**What the exercise asks:**
Scan the lines below; pull out those with "BINANCE".

**Record extracts:**
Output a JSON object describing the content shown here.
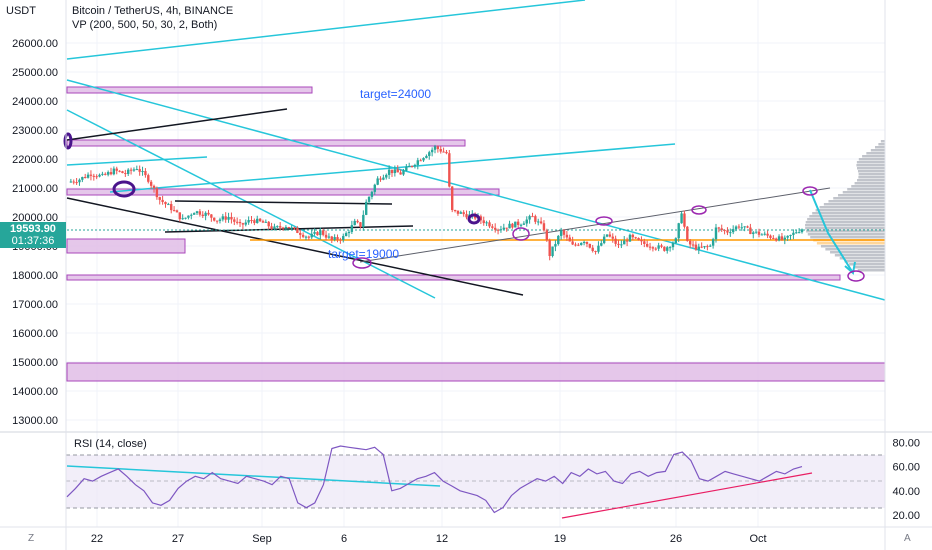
{
  "header": {
    "currency": "USDT",
    "title": "Bitcoin / TetherUS, 4h, BINANCE",
    "indicator": "VP (200, 500, 50, 30, 2, Both)",
    "last_price": "19593.90",
    "countdown": "01:37:36"
  },
  "chart_data": [
    {
      "type": "candlestick",
      "title": "Bitcoin / TetherUS, 4h, BINANCE",
      "ylabel": "USDT",
      "ylim": [
        12500,
        27000
      ],
      "yticks": [
        "13000.00",
        "14000.00",
        "15000.00",
        "16000.00",
        "17000.00",
        "18000.00",
        "19000.00",
        "20000.00",
        "21000.00",
        "22000.00",
        "23000.00",
        "24000.00",
        "25000.00",
        "26000.00"
      ],
      "xticks": [
        "22",
        "27",
        "Sep",
        "6",
        "12",
        "19",
        "26",
        "Oct"
      ],
      "annotations": [
        "target=24000",
        "target=19000"
      ],
      "price_path": [
        [
          0,
          21200
        ],
        [
          4,
          21300
        ],
        [
          8,
          21500
        ],
        [
          12,
          21400
        ],
        [
          16,
          21600
        ],
        [
          20,
          21500
        ],
        [
          24,
          21700
        ],
        [
          28,
          21300
        ],
        [
          32,
          20600
        ],
        [
          36,
          20300
        ],
        [
          40,
          19900
        ],
        [
          44,
          20200
        ],
        [
          48,
          20100
        ],
        [
          52,
          19900
        ],
        [
          56,
          20000
        ],
        [
          60,
          19700
        ],
        [
          64,
          19900
        ],
        [
          68,
          19800
        ],
        [
          72,
          19600
        ],
        [
          76,
          19700
        ],
        [
          80,
          19500
        ],
        [
          84,
          19300
        ],
        [
          88,
          19500
        ],
        [
          92,
          19200
        ],
        [
          96,
          19300
        ],
        [
          100,
          19800
        ],
        [
          102,
          19700
        ],
        [
          104,
          20500
        ],
        [
          106,
          20900
        ],
        [
          108,
          21300
        ],
        [
          112,
          21600
        ],
        [
          116,
          21500
        ],
        [
          120,
          21800
        ],
        [
          124,
          22100
        ],
        [
          128,
          22400
        ],
        [
          132,
          22200
        ],
        [
          133,
          21000
        ],
        [
          134,
          20200
        ],
        [
          138,
          20100
        ],
        [
          142,
          20000
        ],
        [
          146,
          19800
        ],
        [
          150,
          19600
        ],
        [
          154,
          19700
        ],
        [
          158,
          19800
        ],
        [
          162,
          20000
        ],
        [
          166,
          19600
        ],
        [
          168,
          18700
        ],
        [
          172,
          19500
        ],
        [
          176,
          19000
        ],
        [
          180,
          19200
        ],
        [
          184,
          18800
        ],
        [
          188,
          19400
        ],
        [
          192,
          19000
        ],
        [
          196,
          19300
        ],
        [
          200,
          19100
        ],
        [
          204,
          19000
        ],
        [
          208,
          18900
        ],
        [
          212,
          19200
        ],
        [
          214,
          20200
        ],
        [
          216,
          19100
        ],
        [
          220,
          18900
        ],
        [
          224,
          19000
        ],
        [
          226,
          19600
        ],
        [
          230,
          19500
        ],
        [
          234,
          19700
        ],
        [
          238,
          19500
        ],
        [
          242,
          19400
        ],
        [
          246,
          19300
        ],
        [
          250,
          19200
        ],
        [
          254,
          19500
        ],
        [
          256,
          19600
        ]
      ]
    },
    {
      "type": "line",
      "title": "RSI (14, close)",
      "ylim": [
        15,
        82
      ],
      "yticks": [
        "20.00",
        "40.00",
        "60.00",
        "80.00"
      ],
      "series": [
        {
          "values": [
            35,
            42,
            50,
            48,
            52,
            55,
            58,
            52,
            45,
            40,
            30,
            28,
            32,
            42,
            48,
            52,
            50,
            55,
            50,
            48,
            46,
            52,
            50,
            48,
            45,
            52,
            50,
            30,
            26,
            30,
            45,
            75,
            77,
            76,
            75,
            74,
            76,
            70,
            40,
            42,
            46,
            50,
            52,
            55,
            48,
            44,
            40,
            38,
            36,
            32,
            22,
            26,
            36,
            42,
            46,
            50,
            48,
            52,
            46,
            55,
            52,
            58,
            54,
            56,
            48,
            46,
            54,
            56,
            52,
            55,
            56,
            70,
            72,
            65,
            50,
            48,
            52,
            56,
            54,
            52,
            50,
            48,
            52,
            56,
            54,
            58,
            60
          ]
        }
      ]
    }
  ]
}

**The completed task:**
    "title": "Bitcoin / TetherUS, 4h, BINANCE",
      "title": "Bitcoin / TetherUS, 4h, BINANCE",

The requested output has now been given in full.